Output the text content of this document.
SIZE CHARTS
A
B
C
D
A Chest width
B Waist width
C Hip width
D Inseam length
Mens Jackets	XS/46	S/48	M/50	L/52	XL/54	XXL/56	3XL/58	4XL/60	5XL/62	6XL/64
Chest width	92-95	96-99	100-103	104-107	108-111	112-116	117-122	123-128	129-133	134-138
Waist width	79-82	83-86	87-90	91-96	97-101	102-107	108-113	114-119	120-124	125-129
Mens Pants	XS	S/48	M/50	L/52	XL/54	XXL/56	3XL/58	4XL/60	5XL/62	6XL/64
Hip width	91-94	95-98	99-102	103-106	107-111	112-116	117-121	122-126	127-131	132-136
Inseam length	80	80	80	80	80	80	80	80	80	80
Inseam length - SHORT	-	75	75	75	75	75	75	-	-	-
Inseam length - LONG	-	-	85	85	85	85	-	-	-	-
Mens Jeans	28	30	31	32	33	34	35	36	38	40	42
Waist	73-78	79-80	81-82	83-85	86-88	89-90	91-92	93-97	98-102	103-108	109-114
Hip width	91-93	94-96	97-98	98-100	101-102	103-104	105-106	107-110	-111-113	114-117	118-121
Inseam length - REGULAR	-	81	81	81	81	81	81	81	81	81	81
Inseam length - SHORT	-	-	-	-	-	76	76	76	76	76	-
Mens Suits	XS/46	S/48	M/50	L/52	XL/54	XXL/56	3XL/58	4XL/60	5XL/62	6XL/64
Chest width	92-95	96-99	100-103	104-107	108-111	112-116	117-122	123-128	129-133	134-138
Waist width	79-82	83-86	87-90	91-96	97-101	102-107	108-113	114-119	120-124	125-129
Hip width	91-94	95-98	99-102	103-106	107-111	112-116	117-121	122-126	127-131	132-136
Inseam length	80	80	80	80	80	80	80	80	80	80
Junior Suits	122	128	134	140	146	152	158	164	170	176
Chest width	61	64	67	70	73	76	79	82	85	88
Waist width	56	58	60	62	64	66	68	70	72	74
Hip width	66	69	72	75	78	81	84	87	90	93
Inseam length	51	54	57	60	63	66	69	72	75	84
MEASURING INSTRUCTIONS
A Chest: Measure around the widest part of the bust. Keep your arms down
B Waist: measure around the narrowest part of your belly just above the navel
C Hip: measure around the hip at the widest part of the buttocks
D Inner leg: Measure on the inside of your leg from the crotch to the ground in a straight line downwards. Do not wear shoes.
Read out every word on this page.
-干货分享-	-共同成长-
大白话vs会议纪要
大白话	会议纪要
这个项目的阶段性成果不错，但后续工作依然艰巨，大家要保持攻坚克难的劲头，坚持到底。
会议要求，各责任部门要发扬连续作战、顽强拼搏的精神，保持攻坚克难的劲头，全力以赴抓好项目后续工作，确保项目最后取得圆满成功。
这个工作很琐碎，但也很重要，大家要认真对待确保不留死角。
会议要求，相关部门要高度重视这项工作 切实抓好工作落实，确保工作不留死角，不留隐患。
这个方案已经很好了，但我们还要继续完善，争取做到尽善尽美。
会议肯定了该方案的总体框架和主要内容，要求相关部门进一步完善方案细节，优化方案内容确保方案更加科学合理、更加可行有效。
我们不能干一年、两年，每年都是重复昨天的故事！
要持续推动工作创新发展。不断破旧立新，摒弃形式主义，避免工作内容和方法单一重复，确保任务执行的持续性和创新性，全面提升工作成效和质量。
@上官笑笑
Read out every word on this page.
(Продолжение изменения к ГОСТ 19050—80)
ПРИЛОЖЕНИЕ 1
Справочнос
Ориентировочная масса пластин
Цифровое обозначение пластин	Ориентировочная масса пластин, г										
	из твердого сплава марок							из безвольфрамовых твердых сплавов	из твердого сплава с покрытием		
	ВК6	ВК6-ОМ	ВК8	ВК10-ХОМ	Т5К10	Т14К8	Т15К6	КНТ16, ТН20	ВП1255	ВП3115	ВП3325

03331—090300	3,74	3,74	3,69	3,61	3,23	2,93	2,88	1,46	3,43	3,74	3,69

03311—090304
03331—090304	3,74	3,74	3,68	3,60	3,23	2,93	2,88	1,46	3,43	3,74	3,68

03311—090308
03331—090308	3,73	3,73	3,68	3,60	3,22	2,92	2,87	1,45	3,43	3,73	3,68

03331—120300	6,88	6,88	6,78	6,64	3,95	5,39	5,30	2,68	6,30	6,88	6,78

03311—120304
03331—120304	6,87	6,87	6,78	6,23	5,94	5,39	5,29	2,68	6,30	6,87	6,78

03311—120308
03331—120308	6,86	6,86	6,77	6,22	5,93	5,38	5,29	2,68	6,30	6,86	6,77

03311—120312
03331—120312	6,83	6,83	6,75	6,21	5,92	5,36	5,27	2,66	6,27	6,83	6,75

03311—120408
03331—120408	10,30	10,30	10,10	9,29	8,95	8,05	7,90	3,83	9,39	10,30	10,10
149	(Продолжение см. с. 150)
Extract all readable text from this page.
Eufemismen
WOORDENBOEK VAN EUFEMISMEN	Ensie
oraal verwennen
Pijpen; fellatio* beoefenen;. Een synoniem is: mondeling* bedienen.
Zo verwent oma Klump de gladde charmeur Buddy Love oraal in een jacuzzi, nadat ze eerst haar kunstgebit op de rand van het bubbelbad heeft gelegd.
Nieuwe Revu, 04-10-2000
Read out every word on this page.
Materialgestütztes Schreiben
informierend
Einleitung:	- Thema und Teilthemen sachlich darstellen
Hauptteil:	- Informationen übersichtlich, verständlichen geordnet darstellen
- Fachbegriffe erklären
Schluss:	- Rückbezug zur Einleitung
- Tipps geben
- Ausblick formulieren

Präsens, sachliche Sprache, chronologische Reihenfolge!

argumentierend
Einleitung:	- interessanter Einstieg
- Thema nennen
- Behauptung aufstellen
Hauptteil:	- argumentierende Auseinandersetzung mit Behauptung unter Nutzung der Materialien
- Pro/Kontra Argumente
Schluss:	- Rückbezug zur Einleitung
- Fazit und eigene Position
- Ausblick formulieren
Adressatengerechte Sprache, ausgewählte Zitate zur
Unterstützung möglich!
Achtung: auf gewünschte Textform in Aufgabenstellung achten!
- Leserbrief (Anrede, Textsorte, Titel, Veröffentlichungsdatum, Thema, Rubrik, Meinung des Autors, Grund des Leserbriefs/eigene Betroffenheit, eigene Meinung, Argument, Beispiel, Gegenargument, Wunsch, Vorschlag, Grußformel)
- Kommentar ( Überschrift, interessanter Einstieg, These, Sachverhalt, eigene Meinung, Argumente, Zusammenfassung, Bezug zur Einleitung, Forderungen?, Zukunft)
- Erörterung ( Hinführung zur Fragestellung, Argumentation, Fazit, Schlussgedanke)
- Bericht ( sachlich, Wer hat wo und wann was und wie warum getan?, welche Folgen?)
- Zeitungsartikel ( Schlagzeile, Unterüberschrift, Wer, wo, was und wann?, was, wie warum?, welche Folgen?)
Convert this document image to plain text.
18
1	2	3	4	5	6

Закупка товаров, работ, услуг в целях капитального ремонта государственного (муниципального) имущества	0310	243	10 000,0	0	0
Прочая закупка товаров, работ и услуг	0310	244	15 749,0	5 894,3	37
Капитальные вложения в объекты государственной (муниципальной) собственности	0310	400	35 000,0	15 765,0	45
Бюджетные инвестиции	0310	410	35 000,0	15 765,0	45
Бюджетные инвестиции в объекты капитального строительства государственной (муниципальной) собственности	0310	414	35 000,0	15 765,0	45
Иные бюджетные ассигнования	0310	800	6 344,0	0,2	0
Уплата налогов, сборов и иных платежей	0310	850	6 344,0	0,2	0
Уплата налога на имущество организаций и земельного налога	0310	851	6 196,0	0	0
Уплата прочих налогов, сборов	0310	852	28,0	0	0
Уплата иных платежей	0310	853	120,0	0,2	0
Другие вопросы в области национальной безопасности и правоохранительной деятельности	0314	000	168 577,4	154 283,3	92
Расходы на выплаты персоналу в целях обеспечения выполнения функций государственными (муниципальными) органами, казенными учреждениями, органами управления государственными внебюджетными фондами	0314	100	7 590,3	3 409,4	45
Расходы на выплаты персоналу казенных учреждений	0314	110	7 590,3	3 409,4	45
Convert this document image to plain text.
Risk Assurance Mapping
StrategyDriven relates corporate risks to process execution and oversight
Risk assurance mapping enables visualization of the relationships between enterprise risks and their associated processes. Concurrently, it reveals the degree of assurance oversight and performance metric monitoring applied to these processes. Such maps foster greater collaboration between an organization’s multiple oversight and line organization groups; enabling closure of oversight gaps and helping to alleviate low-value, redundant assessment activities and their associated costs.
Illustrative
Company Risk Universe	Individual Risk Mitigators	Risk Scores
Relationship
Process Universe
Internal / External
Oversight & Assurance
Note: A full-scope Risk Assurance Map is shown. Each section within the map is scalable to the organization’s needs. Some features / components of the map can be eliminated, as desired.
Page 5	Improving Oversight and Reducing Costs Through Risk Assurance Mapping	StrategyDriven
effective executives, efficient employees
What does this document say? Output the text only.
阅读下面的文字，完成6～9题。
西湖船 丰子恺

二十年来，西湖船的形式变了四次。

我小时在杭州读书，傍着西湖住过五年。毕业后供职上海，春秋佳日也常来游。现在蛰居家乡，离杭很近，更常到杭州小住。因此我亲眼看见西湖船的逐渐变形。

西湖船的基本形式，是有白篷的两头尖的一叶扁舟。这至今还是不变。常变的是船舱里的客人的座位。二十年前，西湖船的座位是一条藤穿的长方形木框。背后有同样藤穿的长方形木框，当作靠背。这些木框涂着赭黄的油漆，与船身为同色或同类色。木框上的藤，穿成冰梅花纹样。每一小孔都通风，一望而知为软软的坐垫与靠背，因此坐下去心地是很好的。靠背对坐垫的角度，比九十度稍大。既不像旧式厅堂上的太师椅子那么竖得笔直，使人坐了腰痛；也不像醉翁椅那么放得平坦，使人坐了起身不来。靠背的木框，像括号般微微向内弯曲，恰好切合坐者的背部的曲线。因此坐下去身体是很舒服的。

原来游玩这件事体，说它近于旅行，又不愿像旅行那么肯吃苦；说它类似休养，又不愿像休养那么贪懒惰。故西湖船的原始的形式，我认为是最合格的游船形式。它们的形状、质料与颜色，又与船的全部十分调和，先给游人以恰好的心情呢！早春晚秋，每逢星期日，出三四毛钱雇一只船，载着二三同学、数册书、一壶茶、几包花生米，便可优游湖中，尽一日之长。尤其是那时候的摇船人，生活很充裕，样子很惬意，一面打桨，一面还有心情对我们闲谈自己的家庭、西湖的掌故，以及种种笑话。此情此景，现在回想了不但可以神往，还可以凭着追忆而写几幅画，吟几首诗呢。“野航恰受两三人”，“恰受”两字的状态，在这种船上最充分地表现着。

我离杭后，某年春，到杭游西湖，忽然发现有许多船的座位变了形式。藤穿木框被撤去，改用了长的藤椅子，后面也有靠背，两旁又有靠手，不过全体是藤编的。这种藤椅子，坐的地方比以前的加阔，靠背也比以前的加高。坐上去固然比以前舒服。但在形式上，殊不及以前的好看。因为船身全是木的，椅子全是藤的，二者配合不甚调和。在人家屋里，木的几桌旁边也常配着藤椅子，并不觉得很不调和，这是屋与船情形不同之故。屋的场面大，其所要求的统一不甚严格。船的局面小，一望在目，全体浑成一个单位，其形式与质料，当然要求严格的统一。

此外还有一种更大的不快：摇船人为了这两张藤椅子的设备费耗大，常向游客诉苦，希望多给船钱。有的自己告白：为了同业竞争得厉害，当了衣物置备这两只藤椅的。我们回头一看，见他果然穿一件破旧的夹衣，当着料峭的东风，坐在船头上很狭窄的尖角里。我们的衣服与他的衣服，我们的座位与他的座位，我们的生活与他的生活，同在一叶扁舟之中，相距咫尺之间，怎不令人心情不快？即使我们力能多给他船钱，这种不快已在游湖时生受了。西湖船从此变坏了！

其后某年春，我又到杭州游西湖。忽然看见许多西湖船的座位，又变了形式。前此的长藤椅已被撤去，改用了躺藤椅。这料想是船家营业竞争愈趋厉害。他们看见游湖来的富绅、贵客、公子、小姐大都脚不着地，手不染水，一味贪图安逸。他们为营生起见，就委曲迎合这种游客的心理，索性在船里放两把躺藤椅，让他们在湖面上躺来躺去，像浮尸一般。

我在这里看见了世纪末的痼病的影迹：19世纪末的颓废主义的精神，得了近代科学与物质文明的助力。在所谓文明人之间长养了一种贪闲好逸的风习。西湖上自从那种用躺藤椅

----------

GIVEN TASK: Return every line containing "Chest".

EXERCISE SOLUTION:
A Chest width
Chest width	92-95	96-99	100-103	104-107	108-111	112-116	117-122	123-128	129-133	134-138
Chest width	92-95	96-99	100-103	104-107	108-111	112-116	117-122	123-128	129-133	134-138
Chest width	61	64	67	70	73	76	79	82	85	88
A Chest: Measure around the widest part of the bust. Keep your arms down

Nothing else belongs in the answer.